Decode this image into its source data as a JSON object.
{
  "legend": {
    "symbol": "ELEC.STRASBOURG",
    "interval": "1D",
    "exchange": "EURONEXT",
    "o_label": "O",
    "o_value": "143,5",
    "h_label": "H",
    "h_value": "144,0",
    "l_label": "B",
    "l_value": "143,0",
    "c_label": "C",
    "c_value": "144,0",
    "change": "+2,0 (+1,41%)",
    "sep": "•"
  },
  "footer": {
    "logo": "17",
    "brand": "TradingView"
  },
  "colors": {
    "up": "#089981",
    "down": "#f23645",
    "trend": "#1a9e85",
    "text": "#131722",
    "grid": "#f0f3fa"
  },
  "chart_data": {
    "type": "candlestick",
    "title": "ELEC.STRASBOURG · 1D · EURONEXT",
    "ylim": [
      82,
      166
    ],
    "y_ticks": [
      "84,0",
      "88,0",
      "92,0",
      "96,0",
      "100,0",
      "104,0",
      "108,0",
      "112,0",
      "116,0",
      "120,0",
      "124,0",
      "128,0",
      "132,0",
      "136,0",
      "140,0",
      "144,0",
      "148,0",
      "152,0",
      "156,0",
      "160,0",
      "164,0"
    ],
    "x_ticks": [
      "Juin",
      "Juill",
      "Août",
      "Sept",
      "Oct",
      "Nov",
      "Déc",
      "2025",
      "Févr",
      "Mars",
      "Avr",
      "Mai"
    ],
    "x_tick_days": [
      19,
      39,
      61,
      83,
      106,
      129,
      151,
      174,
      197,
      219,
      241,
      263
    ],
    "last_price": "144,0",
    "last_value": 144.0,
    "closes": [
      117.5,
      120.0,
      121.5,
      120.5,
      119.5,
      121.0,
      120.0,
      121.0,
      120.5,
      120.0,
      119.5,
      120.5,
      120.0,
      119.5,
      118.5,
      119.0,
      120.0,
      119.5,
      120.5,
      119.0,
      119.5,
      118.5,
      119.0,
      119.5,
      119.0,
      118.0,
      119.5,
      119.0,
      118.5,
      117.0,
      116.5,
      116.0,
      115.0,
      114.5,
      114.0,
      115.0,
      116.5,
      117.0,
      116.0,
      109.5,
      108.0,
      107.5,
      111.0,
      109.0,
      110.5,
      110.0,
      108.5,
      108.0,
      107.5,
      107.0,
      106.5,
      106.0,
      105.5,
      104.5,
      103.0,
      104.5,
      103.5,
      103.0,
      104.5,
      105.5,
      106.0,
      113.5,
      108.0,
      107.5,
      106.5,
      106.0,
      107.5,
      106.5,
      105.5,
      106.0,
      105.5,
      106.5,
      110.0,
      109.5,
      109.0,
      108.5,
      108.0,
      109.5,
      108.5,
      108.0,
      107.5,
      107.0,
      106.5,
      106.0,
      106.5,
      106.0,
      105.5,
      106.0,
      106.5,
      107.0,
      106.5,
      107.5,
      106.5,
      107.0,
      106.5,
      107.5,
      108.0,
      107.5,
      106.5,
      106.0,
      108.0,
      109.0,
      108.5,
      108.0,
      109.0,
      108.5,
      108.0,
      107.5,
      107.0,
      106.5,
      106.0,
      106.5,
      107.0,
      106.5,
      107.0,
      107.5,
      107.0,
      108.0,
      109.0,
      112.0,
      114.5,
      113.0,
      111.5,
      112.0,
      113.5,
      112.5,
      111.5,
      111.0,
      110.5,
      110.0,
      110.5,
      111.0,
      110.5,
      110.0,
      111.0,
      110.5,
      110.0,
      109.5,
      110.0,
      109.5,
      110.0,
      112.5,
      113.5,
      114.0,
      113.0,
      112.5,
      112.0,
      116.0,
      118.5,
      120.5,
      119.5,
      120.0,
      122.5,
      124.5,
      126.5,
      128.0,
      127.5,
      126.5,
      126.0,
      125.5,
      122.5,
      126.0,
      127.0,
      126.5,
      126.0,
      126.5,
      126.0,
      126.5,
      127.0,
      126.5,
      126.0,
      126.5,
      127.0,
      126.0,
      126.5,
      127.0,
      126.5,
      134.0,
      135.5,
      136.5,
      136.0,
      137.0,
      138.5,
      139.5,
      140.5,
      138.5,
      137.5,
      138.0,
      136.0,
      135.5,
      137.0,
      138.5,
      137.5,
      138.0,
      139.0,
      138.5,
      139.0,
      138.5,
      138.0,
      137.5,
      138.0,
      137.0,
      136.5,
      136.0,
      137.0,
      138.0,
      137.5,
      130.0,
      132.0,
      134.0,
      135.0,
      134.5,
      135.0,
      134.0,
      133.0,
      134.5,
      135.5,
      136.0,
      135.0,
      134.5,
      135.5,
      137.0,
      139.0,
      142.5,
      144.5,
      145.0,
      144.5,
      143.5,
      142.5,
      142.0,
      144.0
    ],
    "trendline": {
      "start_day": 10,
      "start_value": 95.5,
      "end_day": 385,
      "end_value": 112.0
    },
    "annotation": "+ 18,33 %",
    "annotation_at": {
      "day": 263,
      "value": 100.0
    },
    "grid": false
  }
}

######

• Exercise aim: Write every entry out again exactly.

• Written reply:
Decode this image into its source data as a JSON object.
{
  "legend": {
    "symbol": "ELEC.STRASBOURG",
    "interval": "1D",
    "exchange": "EURONEXT",
    "o_label": "O",
    "o_value": "143,5",
    "h_label": "H",
    "h_value": "144,0",
    "l_label": "B",
    "l_value": "143,0",
    "c_label": "C",
    "c_value": "144,0",
    "change": "+2,0 (+1,41%)",
    "sep": "•"
  },
  "footer": {
    "logo": "17",
    "brand": "TradingView"
  },
  "colors": {
    "up": "#089981",
    "down": "#f23645",
    "trend": "#1a9e85",
    "text": "#131722",
    "grid": "#f0f3fa"
  },
  "chart_data": {
    "type": "candlestick",
    "title": "ELEC.STRASBOURG · 1D · EURONEXT",
    "ylim": [
      82,
      166
    ],
    "y_ticks": [
      "84,0",
      "88,0",
      "92,0",
      "96,0",
      "100,0",
      "104,0",
      "108,0",
      "112,0",
      "116,0",
      "120,0",
      "124,0",
      "128,0",
      "132,0",
      "136,0",
      "140,0",
      "144,0",
      "148,0",
      "152,0",
      "156,0",
      "160,0",
      "164,0"
    ],
    "x_ticks": [
      "Juin",
      "Juill",
      "Août",
      "Sept",
      "Oct",
      "Nov",
      "Déc",
      "2025",
      "Févr",
      "Mars",
      "Avr",
      "Mai"
    ],
    "x_tick_days": [
      19,
      39,
      61,
      83,
      106,
      129,
      151,
      174,
      197,
      219,
      241,
      263
    ],
    "last_price": "144,0",
    "last_value": 144.0,
    "closes": [
      117.5,
      120.0,
      121.5,
      120.5,
      119.5,
      121.0,
      120.0,
      121.0,
      120.5,
      120.0,
      119.5,
      120.5,
      120.0,
      119.5,
      118.5,
      119.0,
      120.0,
      119.5,
      120.5,
      119.0,
      119.5,
      118.5,
      119.0,
      119.5,
      119.0,
      118.0,
      119.5,
      119.0,
      118.5,
      117.0,
      116.5,
      116.0,
      115.0,
      114.5,
      114.0,
      115.0,
      116.5,
      117.0,
      116.0,
      109.5,
      108.0,
      107.5,
      111.0,
      109.0,
      110.5,
      110.0,
      108.5,
      108.0,
      107.5,
      107.0,
      106.5,
      106.0,
      105.5,
      104.5,
      103.0,
      104.5,
      103.5,
      103.0,
      104.5,
      105.5,
      106.0,
      113.5,
      108.0,
      107.5,
      106.5,
      106.0,
      107.5,
      106.5,
      105.5,
      106.0,
      105.5,
      106.5,
      110.0,
      109.5,
      109.0,
      108.5,
      108.0,
      109.5,
      108.5,
      108.0,
      107.5,
      107.0,
      106.5,
      106.0,
      106.5,
      106.0,
      105.5,
      106.0,
      106.5,
      107.0,
      106.5,
      107.5,
      106.5,
      107.0,
      106.5,
      107.5,
      108.0,
      107.5,
      106.5,
      106.0,
      108.0,
      109.0,
      108.5,
      108.0,
      109.0,
      108.5,
      108.0,
      107.5,
      107.0,
      106.5,
      106.0,
      106.5,
      107.0,
      106.5,
      107.0,
      107.5,
      107.0,
      108.0,
      109.0,
      112.0,
      114.5,
      113.0,
      111.5,
      112.0,
      113.5,
      112.5,
      111.5,
      111.0,
      110.5,
      110.0,
      110.5,
      111.0,
      110.5,
      110.0,
      111.0,
      110.5,
      110.0,
      109.5,
      110.0,
      109.5,
      110.0,
      112.5,
      113.5,
      114.0,
      113.0,
      112.5,
      112.0,
      116.0,
      118.5,
      120.5,
      119.5,
      120.0,
      122.5,
      124.5,
      126.5,
      128.0,
      127.5,
      126.5,
      126.0,
      125.5,
      122.5,
      126.0,
      127.0,
      126.5,
      126.0,
      126.5,
      126.0,
      126.5,
      127.0,
      126.5,
      126.0,
      126.5,
      127.0,
      126.0,
      126.5,
      127.0,
      126.5,
      134.0,
      135.5,
      136.5,
      136.0,
      137.0,
      138.5,
      139.5,
      140.5,
      138.5,
      137.5,
      138.0,
      136.0,
      135.5,
      137.0,
      138.5,
      137.5,
      138.0,
      139.0,
      138.5,
      139.0,
      138.5,
      138.0,
      137.5,
      138.0,
      137.0,
      136.5,
      136.0,
      137.0,
      138.0,
      137.5,
      130.0,
      132.0,
      134.0,
      135.0,
      134.5,
      135.0,
      134.0,
      133.0,
      134.5,
      135.5,
      136.0,
      135.0,
      134.5,
      135.5,
      137.0,
      139.0,
      142.5,
      144.5,
      145.0,
      144.5,
      143.5,
      142.5,
      142.0,
      144.0
    ],
    "trendline": {
      "start_day": 10,
      "start_value": 95.5,
      "end_day": 385,
      "end_value": 112.0
    },
    "annotation": "+ 18,33 %",
    "annotation_at": {
      "day": 263,
      "value": 100.0
    },
    "grid": false
  }
}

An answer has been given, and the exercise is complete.